> _Problem to solve_:
Copy every line of the entries that includes the word "NYMEX".

Figure content listings

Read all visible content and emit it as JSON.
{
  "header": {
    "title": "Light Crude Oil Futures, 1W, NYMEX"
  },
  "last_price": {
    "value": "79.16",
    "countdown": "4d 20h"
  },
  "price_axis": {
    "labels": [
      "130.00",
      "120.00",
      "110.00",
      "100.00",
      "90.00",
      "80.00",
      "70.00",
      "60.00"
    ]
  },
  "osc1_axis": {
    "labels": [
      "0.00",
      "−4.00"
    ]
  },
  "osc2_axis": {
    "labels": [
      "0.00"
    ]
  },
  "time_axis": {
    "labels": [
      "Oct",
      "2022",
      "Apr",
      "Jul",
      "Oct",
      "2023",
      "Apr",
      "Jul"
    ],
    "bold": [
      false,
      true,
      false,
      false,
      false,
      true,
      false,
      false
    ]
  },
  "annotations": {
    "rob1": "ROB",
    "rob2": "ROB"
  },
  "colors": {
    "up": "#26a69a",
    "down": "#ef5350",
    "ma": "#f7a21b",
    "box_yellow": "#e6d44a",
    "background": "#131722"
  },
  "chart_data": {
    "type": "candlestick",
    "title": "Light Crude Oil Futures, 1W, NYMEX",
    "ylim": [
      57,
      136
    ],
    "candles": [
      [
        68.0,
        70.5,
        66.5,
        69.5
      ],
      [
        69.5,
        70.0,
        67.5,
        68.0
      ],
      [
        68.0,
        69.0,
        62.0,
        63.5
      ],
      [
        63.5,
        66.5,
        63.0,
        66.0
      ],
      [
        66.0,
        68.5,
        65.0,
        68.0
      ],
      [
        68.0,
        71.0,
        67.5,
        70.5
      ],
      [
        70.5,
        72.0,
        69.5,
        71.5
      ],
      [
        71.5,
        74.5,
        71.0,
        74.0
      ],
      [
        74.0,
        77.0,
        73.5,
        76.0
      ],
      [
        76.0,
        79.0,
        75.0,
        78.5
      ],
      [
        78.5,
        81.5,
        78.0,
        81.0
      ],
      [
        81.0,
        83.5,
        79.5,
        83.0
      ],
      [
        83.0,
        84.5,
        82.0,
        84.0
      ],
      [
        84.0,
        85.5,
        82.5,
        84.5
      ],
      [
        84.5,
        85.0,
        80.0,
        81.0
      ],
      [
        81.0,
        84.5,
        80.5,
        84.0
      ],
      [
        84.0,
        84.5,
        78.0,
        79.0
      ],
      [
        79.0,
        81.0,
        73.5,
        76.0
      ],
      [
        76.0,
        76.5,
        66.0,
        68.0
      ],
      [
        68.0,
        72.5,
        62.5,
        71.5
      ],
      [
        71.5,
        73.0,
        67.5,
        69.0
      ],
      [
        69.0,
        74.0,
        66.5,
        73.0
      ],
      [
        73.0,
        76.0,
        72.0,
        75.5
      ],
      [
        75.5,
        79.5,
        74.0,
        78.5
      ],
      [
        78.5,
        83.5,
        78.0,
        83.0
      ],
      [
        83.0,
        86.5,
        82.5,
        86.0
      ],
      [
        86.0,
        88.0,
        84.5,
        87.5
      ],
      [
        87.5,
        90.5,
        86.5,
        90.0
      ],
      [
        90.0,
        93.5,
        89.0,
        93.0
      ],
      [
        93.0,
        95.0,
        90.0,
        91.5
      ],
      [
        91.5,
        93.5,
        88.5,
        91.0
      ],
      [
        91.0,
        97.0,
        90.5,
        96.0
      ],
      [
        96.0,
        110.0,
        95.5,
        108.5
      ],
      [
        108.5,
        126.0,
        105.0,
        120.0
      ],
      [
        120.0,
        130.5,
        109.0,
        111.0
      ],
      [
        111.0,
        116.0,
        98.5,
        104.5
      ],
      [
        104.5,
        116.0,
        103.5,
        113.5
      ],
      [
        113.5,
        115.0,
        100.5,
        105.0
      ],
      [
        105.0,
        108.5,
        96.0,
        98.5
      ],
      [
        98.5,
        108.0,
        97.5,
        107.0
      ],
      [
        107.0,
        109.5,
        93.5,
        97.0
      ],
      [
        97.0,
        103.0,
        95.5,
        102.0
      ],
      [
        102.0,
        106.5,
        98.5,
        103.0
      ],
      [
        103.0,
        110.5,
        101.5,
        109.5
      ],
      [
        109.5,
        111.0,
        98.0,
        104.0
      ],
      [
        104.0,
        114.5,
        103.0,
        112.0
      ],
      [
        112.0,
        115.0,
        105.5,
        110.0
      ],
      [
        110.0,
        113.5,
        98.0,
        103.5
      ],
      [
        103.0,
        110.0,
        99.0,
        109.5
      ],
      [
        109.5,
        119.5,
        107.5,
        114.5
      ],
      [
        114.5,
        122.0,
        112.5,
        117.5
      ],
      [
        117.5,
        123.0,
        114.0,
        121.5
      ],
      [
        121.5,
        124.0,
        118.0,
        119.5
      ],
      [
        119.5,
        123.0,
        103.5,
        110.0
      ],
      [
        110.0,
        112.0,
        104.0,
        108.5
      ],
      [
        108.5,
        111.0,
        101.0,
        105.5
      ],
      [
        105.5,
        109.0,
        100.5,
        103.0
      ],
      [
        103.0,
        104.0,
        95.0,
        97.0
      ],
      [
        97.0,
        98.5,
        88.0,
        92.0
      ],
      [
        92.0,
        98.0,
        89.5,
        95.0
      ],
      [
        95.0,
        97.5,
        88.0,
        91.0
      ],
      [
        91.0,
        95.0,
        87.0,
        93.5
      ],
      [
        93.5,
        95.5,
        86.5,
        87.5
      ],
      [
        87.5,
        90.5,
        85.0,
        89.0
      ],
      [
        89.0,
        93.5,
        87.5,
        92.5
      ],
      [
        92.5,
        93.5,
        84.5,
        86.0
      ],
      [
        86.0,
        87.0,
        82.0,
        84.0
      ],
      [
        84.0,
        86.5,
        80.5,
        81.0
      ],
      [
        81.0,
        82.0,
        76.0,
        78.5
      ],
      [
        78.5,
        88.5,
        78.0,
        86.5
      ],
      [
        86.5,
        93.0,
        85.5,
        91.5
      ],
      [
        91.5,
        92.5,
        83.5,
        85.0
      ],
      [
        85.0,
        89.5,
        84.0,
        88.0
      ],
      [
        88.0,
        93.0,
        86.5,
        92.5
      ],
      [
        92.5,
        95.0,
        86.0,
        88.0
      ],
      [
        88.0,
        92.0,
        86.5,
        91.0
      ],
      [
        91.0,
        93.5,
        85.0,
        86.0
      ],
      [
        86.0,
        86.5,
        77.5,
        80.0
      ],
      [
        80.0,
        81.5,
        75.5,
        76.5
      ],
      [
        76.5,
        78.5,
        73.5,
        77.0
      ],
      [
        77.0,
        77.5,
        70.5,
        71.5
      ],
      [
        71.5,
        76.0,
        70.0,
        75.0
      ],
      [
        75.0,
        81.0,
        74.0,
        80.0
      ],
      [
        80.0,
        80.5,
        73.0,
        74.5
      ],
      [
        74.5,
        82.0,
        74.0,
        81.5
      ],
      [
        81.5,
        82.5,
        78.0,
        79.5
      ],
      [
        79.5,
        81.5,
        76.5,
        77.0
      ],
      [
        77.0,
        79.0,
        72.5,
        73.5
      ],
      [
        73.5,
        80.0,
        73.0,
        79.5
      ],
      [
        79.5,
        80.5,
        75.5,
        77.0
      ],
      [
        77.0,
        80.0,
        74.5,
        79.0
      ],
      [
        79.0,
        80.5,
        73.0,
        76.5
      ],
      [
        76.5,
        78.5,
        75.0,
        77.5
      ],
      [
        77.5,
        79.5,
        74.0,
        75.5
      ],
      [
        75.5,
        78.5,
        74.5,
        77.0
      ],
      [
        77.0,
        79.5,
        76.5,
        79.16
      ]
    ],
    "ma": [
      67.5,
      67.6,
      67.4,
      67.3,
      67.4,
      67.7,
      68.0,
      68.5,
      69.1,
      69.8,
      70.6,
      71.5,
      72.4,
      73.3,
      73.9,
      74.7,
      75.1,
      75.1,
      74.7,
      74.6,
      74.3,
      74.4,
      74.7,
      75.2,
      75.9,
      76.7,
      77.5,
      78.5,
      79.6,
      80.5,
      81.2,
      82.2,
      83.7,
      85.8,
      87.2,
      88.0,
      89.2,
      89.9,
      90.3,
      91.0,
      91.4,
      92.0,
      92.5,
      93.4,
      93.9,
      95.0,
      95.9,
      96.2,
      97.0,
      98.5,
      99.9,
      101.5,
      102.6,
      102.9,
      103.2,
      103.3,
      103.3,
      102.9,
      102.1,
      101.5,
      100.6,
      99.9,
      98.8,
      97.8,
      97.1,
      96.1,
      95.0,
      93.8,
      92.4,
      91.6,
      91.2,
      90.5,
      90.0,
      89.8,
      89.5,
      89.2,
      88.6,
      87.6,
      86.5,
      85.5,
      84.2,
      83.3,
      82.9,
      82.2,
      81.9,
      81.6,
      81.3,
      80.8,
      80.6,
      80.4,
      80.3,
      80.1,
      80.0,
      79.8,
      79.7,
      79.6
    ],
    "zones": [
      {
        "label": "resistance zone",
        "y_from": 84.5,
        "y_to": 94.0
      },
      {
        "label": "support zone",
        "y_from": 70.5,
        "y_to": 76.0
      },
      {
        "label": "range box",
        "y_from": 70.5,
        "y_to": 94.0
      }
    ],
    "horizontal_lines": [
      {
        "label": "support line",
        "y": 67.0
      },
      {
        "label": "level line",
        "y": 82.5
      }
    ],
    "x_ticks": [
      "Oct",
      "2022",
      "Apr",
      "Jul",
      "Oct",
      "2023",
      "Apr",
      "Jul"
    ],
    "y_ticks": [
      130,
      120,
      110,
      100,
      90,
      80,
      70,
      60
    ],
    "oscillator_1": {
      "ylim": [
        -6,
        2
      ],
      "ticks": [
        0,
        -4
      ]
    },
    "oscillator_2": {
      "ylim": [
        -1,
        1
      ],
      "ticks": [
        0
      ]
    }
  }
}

> _Result of the task_:
    "title": "Light Crude Oil Futures, 1W, NYMEX"
    "title": "Light Crude Oil Futures, 1W, NYMEX",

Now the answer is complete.